╭─ MATERIAL FOR THIS TASK
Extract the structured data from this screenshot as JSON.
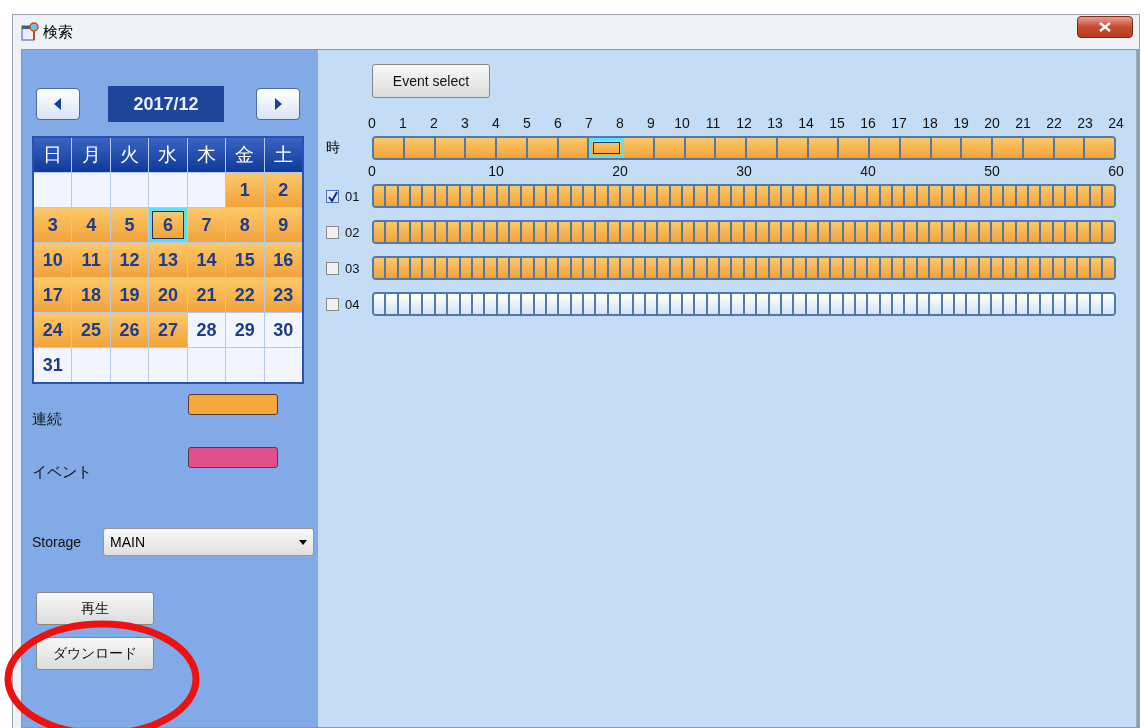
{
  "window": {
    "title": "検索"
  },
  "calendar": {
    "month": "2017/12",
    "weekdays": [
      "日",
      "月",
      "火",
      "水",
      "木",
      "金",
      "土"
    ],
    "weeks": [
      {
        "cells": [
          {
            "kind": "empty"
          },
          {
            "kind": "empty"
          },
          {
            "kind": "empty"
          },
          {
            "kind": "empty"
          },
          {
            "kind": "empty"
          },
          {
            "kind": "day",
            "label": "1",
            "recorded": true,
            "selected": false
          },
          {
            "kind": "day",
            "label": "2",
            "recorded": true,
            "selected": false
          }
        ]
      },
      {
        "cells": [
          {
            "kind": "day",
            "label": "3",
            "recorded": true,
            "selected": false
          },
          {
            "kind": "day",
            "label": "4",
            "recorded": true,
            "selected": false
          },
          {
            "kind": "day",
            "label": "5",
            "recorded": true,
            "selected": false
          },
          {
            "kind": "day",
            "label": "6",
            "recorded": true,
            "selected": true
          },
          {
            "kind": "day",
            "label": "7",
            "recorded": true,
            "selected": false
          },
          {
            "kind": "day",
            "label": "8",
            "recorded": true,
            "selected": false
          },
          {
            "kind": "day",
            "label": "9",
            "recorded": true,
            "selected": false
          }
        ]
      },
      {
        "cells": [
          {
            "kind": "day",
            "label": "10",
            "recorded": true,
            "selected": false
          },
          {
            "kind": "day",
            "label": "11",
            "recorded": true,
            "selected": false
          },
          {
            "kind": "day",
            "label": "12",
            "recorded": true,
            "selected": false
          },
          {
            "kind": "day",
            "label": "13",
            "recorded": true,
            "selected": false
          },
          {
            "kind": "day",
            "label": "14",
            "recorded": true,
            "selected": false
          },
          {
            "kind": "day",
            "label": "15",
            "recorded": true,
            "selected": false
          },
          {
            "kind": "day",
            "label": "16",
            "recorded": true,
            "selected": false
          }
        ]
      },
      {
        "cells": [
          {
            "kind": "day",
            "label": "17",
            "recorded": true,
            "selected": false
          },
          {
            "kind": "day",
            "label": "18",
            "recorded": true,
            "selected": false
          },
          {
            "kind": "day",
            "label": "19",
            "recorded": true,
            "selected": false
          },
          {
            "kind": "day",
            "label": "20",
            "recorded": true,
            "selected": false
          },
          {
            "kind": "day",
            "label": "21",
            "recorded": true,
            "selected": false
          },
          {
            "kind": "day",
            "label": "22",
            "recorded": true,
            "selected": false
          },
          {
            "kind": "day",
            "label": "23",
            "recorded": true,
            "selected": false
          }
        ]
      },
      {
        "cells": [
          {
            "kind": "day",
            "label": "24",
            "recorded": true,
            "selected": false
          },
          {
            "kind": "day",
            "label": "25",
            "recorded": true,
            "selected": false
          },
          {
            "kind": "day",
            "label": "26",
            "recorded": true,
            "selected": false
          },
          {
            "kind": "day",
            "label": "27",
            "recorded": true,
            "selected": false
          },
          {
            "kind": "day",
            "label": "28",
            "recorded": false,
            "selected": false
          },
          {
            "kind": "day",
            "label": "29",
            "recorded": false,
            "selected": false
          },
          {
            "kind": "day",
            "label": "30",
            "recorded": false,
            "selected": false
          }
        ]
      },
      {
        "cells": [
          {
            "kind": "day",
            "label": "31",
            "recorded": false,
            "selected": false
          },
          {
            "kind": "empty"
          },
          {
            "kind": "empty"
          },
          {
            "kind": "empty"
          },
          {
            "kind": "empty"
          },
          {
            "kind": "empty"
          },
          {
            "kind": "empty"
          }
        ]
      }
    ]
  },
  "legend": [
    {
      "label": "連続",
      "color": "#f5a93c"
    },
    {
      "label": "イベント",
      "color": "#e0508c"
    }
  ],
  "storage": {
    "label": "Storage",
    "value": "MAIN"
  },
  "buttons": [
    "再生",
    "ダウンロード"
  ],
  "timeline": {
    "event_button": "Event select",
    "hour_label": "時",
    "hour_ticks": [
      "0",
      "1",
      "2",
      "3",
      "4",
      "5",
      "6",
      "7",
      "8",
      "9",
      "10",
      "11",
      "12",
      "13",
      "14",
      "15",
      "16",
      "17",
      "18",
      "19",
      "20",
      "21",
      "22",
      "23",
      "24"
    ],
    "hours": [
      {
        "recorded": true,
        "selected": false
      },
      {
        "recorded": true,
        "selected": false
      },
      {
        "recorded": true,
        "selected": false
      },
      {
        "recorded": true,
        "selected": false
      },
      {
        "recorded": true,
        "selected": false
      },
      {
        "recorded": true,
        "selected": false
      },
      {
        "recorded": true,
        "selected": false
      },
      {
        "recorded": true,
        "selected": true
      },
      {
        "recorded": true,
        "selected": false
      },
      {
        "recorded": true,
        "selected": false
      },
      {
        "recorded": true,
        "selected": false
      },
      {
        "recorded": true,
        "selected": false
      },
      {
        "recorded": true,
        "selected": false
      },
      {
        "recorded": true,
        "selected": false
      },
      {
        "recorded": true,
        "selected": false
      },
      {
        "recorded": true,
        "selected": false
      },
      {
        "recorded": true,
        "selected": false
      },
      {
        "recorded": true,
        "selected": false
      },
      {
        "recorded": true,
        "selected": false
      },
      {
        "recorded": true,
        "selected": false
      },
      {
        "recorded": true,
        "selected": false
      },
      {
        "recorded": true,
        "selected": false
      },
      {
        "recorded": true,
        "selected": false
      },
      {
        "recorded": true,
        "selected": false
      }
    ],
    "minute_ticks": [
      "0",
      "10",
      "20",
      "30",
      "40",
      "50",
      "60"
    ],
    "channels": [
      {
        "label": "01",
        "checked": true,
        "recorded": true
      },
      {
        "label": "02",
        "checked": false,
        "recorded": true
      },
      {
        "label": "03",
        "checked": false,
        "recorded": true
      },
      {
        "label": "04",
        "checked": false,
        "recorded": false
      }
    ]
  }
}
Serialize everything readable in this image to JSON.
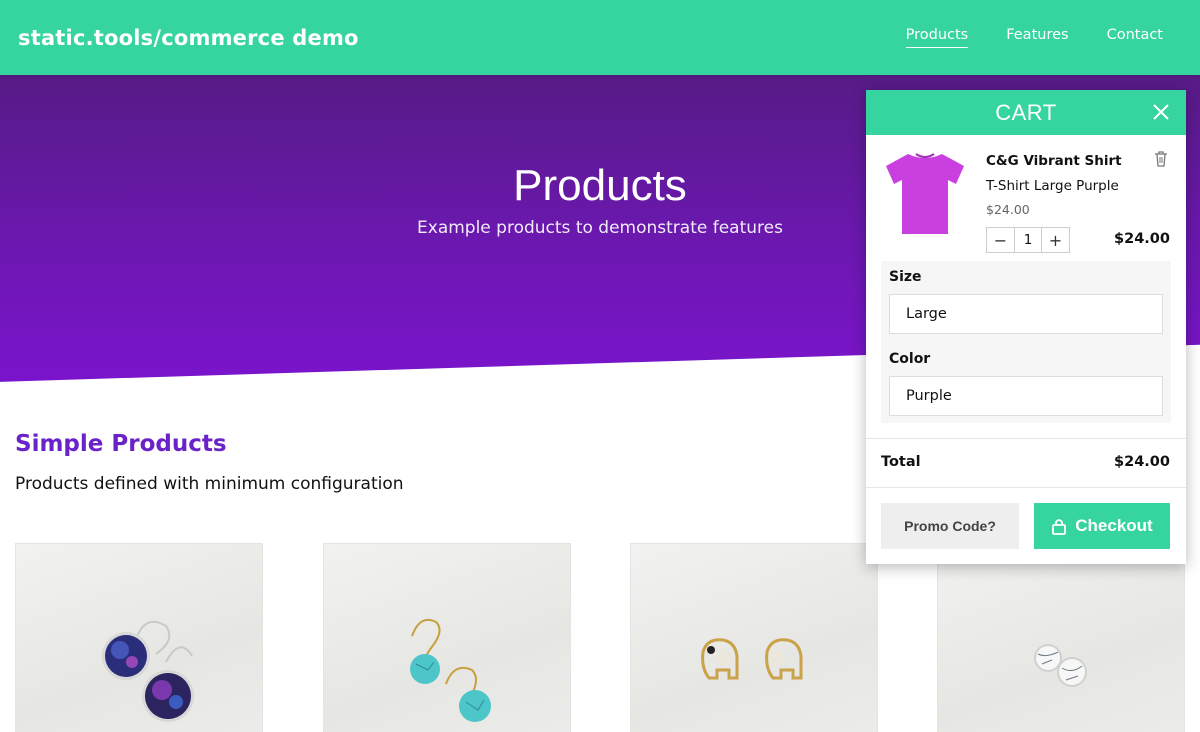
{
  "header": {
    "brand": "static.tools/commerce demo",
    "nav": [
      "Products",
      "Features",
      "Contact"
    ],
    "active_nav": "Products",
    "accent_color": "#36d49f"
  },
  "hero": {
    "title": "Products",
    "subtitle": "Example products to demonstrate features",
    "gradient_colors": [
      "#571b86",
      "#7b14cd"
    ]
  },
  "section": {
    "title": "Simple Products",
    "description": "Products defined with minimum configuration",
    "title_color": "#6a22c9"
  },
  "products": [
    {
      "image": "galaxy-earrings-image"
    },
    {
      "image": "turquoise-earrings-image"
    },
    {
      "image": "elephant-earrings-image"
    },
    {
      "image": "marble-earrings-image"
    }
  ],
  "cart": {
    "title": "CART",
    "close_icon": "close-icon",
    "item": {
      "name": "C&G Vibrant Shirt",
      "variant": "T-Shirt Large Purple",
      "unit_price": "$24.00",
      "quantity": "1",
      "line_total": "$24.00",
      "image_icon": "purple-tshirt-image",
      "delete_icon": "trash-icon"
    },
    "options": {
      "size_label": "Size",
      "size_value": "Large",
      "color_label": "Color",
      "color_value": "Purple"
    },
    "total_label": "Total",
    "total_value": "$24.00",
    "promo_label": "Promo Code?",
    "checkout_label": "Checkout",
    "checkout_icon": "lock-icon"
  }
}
╰─
TASK BRIEF.
State how many lines in the records above contain the word "Large", and give only that number.

SOLUTION TO THE EXERCISE.
2